Exercise description: Identify the lines that contain the string "mainittujen", then copy each of them.

───── Records provided ─────

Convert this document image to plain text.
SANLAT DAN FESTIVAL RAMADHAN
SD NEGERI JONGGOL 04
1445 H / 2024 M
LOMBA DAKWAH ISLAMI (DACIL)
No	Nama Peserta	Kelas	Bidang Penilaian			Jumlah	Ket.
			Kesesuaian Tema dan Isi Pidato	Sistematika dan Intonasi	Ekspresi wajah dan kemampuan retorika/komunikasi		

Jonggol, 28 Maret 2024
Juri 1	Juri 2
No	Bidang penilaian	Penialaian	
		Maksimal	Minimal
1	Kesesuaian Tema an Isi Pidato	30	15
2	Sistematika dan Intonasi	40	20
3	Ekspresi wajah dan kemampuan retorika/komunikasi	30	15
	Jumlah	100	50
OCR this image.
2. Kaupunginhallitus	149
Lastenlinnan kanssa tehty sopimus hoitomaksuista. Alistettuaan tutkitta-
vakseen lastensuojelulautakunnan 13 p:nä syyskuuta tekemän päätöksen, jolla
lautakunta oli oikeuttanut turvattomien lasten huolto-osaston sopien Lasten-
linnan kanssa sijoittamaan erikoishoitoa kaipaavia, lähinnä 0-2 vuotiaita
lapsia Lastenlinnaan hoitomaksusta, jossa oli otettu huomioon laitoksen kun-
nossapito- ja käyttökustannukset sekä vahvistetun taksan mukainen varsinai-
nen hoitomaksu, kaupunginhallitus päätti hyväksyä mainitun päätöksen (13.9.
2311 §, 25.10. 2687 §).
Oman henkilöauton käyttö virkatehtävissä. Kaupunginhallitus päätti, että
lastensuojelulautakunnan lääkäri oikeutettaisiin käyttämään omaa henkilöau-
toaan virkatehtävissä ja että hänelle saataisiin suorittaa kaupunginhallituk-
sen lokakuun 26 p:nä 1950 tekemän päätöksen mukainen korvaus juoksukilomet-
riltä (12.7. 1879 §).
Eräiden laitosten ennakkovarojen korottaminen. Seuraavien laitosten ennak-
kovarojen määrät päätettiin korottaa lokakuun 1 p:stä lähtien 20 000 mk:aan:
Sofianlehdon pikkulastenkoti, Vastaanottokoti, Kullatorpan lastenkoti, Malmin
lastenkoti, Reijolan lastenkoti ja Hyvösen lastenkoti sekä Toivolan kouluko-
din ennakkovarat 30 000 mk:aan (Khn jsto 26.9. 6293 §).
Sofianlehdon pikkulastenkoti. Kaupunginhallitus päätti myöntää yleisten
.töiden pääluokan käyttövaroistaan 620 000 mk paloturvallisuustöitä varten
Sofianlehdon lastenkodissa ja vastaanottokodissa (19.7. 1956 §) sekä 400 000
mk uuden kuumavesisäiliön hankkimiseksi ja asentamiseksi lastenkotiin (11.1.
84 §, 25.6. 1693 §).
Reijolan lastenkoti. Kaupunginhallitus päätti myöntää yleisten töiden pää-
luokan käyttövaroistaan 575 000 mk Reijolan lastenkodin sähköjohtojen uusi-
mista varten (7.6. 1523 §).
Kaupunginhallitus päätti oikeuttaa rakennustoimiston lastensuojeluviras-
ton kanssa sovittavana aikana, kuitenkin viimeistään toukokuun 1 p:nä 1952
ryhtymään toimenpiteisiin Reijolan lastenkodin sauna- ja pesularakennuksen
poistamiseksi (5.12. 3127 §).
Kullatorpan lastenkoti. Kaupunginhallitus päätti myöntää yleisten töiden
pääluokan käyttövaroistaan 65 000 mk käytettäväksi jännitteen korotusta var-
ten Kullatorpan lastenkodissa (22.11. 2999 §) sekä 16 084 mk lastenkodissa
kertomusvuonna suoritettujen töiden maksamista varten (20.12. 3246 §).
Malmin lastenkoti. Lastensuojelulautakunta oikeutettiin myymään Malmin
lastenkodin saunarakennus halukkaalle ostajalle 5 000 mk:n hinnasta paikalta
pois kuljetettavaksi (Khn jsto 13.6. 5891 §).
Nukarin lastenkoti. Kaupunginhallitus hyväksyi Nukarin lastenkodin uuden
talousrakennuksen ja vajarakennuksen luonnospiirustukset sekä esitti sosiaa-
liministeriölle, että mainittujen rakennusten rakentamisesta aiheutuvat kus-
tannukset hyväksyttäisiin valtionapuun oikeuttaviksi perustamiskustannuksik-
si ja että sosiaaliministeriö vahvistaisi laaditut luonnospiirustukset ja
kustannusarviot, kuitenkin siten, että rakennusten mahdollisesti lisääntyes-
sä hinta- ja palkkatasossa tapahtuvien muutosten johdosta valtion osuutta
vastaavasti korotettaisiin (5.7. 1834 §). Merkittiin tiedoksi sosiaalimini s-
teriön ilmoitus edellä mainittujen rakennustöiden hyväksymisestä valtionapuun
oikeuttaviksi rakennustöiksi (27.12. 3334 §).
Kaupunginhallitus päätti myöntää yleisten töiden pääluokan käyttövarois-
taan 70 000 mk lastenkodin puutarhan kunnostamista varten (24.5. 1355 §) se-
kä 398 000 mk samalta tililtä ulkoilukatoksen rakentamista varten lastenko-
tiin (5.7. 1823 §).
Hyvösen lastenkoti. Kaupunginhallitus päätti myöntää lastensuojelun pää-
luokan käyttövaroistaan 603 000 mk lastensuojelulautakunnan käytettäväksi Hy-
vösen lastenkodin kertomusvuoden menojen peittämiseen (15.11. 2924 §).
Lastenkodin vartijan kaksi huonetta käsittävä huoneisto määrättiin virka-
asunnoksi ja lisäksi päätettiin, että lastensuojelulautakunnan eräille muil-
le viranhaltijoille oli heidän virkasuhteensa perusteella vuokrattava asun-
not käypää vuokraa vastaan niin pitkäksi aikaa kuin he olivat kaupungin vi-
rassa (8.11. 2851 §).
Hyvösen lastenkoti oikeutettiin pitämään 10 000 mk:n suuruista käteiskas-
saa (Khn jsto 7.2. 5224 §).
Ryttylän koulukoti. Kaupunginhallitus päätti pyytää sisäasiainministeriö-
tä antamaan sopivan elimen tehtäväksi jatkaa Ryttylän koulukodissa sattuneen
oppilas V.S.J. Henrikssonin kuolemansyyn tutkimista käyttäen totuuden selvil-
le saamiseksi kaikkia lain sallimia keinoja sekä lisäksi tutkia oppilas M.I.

─────

Result of the task:
liministeriölle, että mainittujen rakennusten rakentamisesta aiheutuvat kus-
teriön ilmoitus edellä mainittujen rakennustöiden hyväksymisestä valtionapuun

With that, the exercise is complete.